TASK INSTRUCTIONS = Look through the records below and say how many lines include "splicing". Give only that number.

GIVEN ENTRIES =
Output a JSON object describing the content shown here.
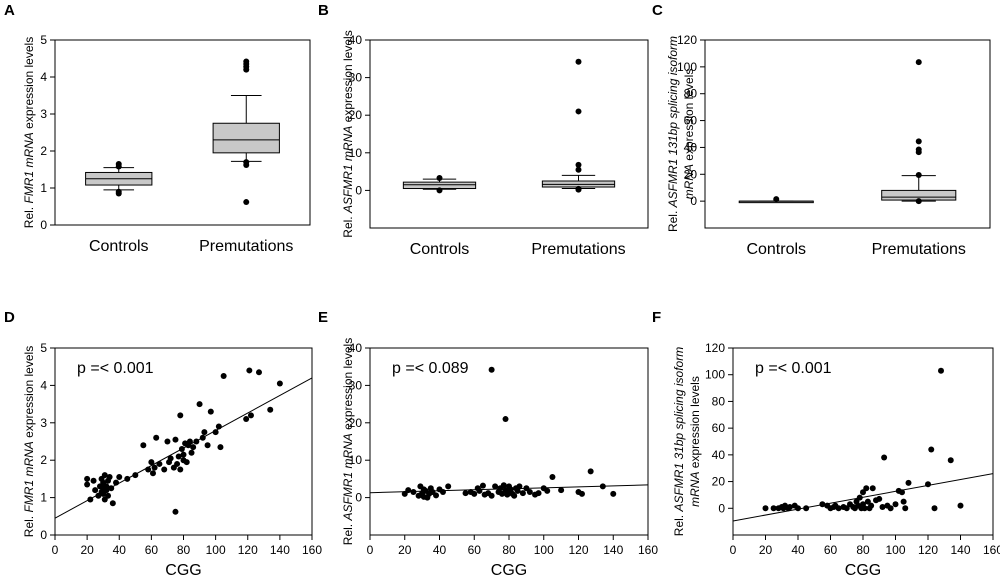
{
  "chart_data": [
    {
      "panel": "A",
      "type": "box",
      "ylabel_parts": [
        {
          "text": "Rel. ",
          "italic": false
        },
        {
          "text": "FMR1 mRNA",
          "italic": true
        },
        {
          "text": " expression levels",
          "italic": false
        }
      ],
      "ylabel2_parts": [],
      "ylim": [
        0,
        5
      ],
      "yticks": [
        0,
        1,
        2,
        3,
        4,
        5
      ],
      "categories": [
        "Controls",
        "Premutations"
      ],
      "boxes": [
        {
          "min": 0.95,
          "q1": 1.08,
          "median": 1.25,
          "q3": 1.42,
          "max": 1.55,
          "outliers": [
            0.85,
            0.9,
            1.58,
            1.65
          ]
        },
        {
          "min": 1.72,
          "q1": 1.95,
          "median": 2.3,
          "q3": 2.75,
          "max": 3.5,
          "outliers": [
            0.62,
            1.62,
            1.7,
            4.2,
            4.28,
            4.35,
            4.42
          ]
        }
      ]
    },
    {
      "panel": "B",
      "type": "box",
      "ylabel_parts": [
        {
          "text": "Rel. ",
          "italic": false
        },
        {
          "text": "ASFMR1 mRNA",
          "italic": true
        },
        {
          "text": " expression levels",
          "italic": false
        }
      ],
      "ylabel2_parts": [],
      "ylim": [
        -10,
        40
      ],
      "yticks": [
        0,
        10,
        20,
        30,
        40
      ],
      "categories": [
        "Controls",
        "Premutations"
      ],
      "boxes": [
        {
          "min": 0.3,
          "q1": 0.5,
          "median": 1.5,
          "q3": 2.2,
          "max": 3.0,
          "outliers": [
            0.0,
            3.3
          ]
        },
        {
          "min": 0.5,
          "q1": 0.9,
          "median": 1.6,
          "q3": 2.5,
          "max": 4.0,
          "outliers": [
            0.2,
            0.4,
            5.5,
            6.8,
            21.0,
            34.2
          ]
        }
      ]
    },
    {
      "panel": "C",
      "type": "box",
      "ylabel_parts": [
        {
          "text": "Rel. ",
          "italic": false
        },
        {
          "text": "ASFMR1 131bp splicing isoform",
          "italic": true
        }
      ],
      "ylabel2_parts": [
        {
          "text": "mRNA",
          "italic": true
        },
        {
          "text": " expression levels",
          "italic": false
        }
      ],
      "ylim": [
        -20,
        120
      ],
      "yticks": [
        0,
        20,
        40,
        60,
        80,
        100,
        120
      ],
      "categories": [
        "Controls",
        "Premutations"
      ],
      "boxes": [
        {
          "min": 0,
          "q1": 0,
          "median": 0,
          "q3": 0,
          "max": 0,
          "outliers": [
            1.5
          ]
        },
        {
          "min": 0,
          "q1": 0.8,
          "median": 3.0,
          "q3": 8.0,
          "max": 19.0,
          "outliers": [
            0.0,
            19.5,
            36.5,
            38.5,
            44.5,
            103.5
          ]
        }
      ]
    },
    {
      "panel": "D",
      "type": "scatter",
      "ylabel_parts": [
        {
          "text": "Rel. ",
          "italic": false
        },
        {
          "text": "FMR1 mRNA",
          "italic": true
        },
        {
          "text": " expression levels",
          "italic": false
        }
      ],
      "ylabel2_parts": [],
      "xlabel": "CGG",
      "xlim": [
        0,
        160
      ],
      "xticks": [
        0,
        20,
        40,
        60,
        80,
        100,
        120,
        140,
        160
      ],
      "ylim": [
        0,
        5
      ],
      "yticks": [
        0,
        1,
        2,
        3,
        4,
        5
      ],
      "annotation": "p =< 0.001",
      "regression": {
        "x0": 0,
        "y0": 0.45,
        "x1": 160,
        "y1": 4.2
      },
      "points": [
        [
          20,
          1.5
        ],
        [
          20,
          1.35
        ],
        [
          22,
          0.95
        ],
        [
          24,
          1.45
        ],
        [
          25,
          1.2
        ],
        [
          27,
          1.05
        ],
        [
          28,
          1.3
        ],
        [
          29,
          1.15
        ],
        [
          29,
          1.5
        ],
        [
          30,
          1.1
        ],
        [
          30,
          1.25
        ],
        [
          30,
          1.4
        ],
        [
          31,
          1.6
        ],
        [
          31,
          0.95
        ],
        [
          32,
          1.2
        ],
        [
          32,
          1.3
        ],
        [
          33,
          1.05
        ],
        [
          33,
          1.45
        ],
        [
          34,
          1.55
        ],
        [
          35,
          1.25
        ],
        [
          36,
          0.85
        ],
        [
          38,
          1.4
        ],
        [
          40,
          1.55
        ],
        [
          45,
          1.5
        ],
        [
          50,
          1.6
        ],
        [
          55,
          2.4
        ],
        [
          58,
          1.75
        ],
        [
          60,
          1.95
        ],
        [
          61,
          1.65
        ],
        [
          62,
          1.8
        ],
        [
          63,
          2.6
        ],
        [
          65,
          1.9
        ],
        [
          68,
          1.75
        ],
        [
          70,
          2.5
        ],
        [
          71,
          1.95
        ],
        [
          72,
          2.05
        ],
        [
          74,
          1.8
        ],
        [
          75,
          2.55
        ],
        [
          75,
          0.62
        ],
        [
          76,
          1.9
        ],
        [
          77,
          2.1
        ],
        [
          78,
          1.75
        ],
        [
          78,
          3.2
        ],
        [
          79,
          2.3
        ],
        [
          80,
          2.0
        ],
        [
          80,
          2.15
        ],
        [
          81,
          2.45
        ],
        [
          82,
          1.95
        ],
        [
          83,
          2.4
        ],
        [
          84,
          2.5
        ],
        [
          85,
          2.2
        ],
        [
          86,
          2.35
        ],
        [
          88,
          2.5
        ],
        [
          90,
          3.5
        ],
        [
          92,
          2.6
        ],
        [
          93,
          2.75
        ],
        [
          95,
          2.4
        ],
        [
          97,
          3.3
        ],
        [
          100,
          2.75
        ],
        [
          102,
          2.9
        ],
        [
          103,
          2.35
        ],
        [
          105,
          4.25
        ],
        [
          119,
          3.1
        ],
        [
          121,
          4.4
        ],
        [
          122,
          3.2
        ],
        [
          127,
          4.35
        ],
        [
          134,
          3.35
        ],
        [
          140,
          4.05
        ]
      ]
    },
    {
      "panel": "E",
      "type": "scatter",
      "ylabel_parts": [
        {
          "text": "Rel. ",
          "italic": false
        },
        {
          "text": "ASFMR1 mRNA",
          "italic": true
        },
        {
          "text": " expression levels",
          "italic": false
        }
      ],
      "ylabel2_parts": [],
      "xlabel": "CGG",
      "xlim": [
        0,
        160
      ],
      "xticks": [
        0,
        20,
        40,
        60,
        80,
        100,
        120,
        140,
        160
      ],
      "ylim": [
        -10,
        40
      ],
      "yticks": [
        0,
        10,
        20,
        30,
        40
      ],
      "annotation": "p =< 0.089",
      "regression": {
        "x0": 0,
        "y0": 1.3,
        "x1": 160,
        "y1": 3.4
      },
      "points": [
        [
          20,
          1.0
        ],
        [
          22,
          2.0
        ],
        [
          25,
          1.5
        ],
        [
          28,
          0.5
        ],
        [
          29,
          3.0
        ],
        [
          30,
          1.2
        ],
        [
          30,
          0.8
        ],
        [
          31,
          2.2
        ],
        [
          31,
          0.2
        ],
        [
          32,
          1.8
        ],
        [
          33,
          0.0
        ],
        [
          34,
          1.0
        ],
        [
          35,
          2.5
        ],
        [
          36,
          1.5
        ],
        [
          38,
          0.6
        ],
        [
          40,
          2.2
        ],
        [
          42,
          1.5
        ],
        [
          45,
          3.0
        ],
        [
          55,
          1.2
        ],
        [
          58,
          1.5
        ],
        [
          60,
          1.0
        ],
        [
          62,
          2.5
        ],
        [
          63,
          1.8
        ],
        [
          65,
          3.2
        ],
        [
          66,
          0.8
        ],
        [
          68,
          1.2
        ],
        [
          70,
          0.5
        ],
        [
          70,
          34.2
        ],
        [
          72,
          3.0
        ],
        [
          74,
          1.5
        ],
        [
          75,
          2.5
        ],
        [
          76,
          1.0
        ],
        [
          77,
          3.3
        ],
        [
          78,
          21.0
        ],
        [
          78,
          2.0
        ],
        [
          79,
          0.8
        ],
        [
          80,
          1.5
        ],
        [
          80,
          3.0
        ],
        [
          81,
          2.2
        ],
        [
          82,
          1.0
        ],
        [
          83,
          0.5
        ],
        [
          84,
          2.5
        ],
        [
          85,
          1.8
        ],
        [
          86,
          3.0
        ],
        [
          88,
          1.2
        ],
        [
          90,
          2.5
        ],
        [
          92,
          1.5
        ],
        [
          95,
          0.8
        ],
        [
          97,
          1.2
        ],
        [
          100,
          2.5
        ],
        [
          102,
          1.8
        ],
        [
          105,
          5.5
        ],
        [
          110,
          2.0
        ],
        [
          120,
          1.5
        ],
        [
          122,
          1.0
        ],
        [
          127,
          7.0
        ],
        [
          134,
          3.0
        ],
        [
          140,
          1.0
        ]
      ]
    },
    {
      "panel": "F",
      "type": "scatter",
      "ylabel_parts": [
        {
          "text": "Rel. ",
          "italic": false
        },
        {
          "text": "ASFMR1 31bp splicing isoform",
          "italic": true
        }
      ],
      "ylabel2_parts": [
        {
          "text": "mRNA",
          "italic": true
        },
        {
          "text": " expression levels",
          "italic": false
        }
      ],
      "xlabel": "CGG",
      "xlim": [
        0,
        160
      ],
      "xticks": [
        0,
        20,
        40,
        60,
        80,
        100,
        120,
        140,
        160
      ],
      "ylim": [
        -20,
        120
      ],
      "yticks": [
        0,
        20,
        40,
        60,
        80,
        100,
        120
      ],
      "annotation": "p =< 0.001",
      "regression": {
        "x0": 0,
        "y0": -9.5,
        "x1": 160,
        "y1": 26.0
      },
      "points": [
        [
          20,
          0
        ],
        [
          25,
          0
        ],
        [
          28,
          0
        ],
        [
          30,
          1
        ],
        [
          31,
          0
        ],
        [
          32,
          2
        ],
        [
          34,
          0
        ],
        [
          35,
          1
        ],
        [
          38,
          2
        ],
        [
          40,
          0
        ],
        [
          45,
          0
        ],
        [
          55,
          3
        ],
        [
          58,
          2
        ],
        [
          60,
          0
        ],
        [
          62,
          1
        ],
        [
          63,
          2
        ],
        [
          65,
          0
        ],
        [
          68,
          1
        ],
        [
          70,
          0
        ],
        [
          72,
          3
        ],
        [
          74,
          1
        ],
        [
          75,
          0
        ],
        [
          76,
          5
        ],
        [
          77,
          2
        ],
        [
          78,
          8
        ],
        [
          79,
          0
        ],
        [
          80,
          3
        ],
        [
          80,
          12
        ],
        [
          81,
          0
        ],
        [
          82,
          15
        ],
        [
          83,
          5
        ],
        [
          84,
          0
        ],
        [
          85,
          2
        ],
        [
          86,
          15
        ],
        [
          88,
          6
        ],
        [
          90,
          7
        ],
        [
          92,
          1
        ],
        [
          93,
          38
        ],
        [
          95,
          2
        ],
        [
          97,
          0
        ],
        [
          100,
          3
        ],
        [
          102,
          13
        ],
        [
          104,
          12
        ],
        [
          105,
          5
        ],
        [
          106,
          0
        ],
        [
          108,
          19
        ],
        [
          120,
          18
        ],
        [
          122,
          44
        ],
        [
          124,
          0
        ],
        [
          128,
          103
        ],
        [
          134,
          36
        ],
        [
          140,
          2
        ]
      ]
    }
  ]
}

RESULT = 2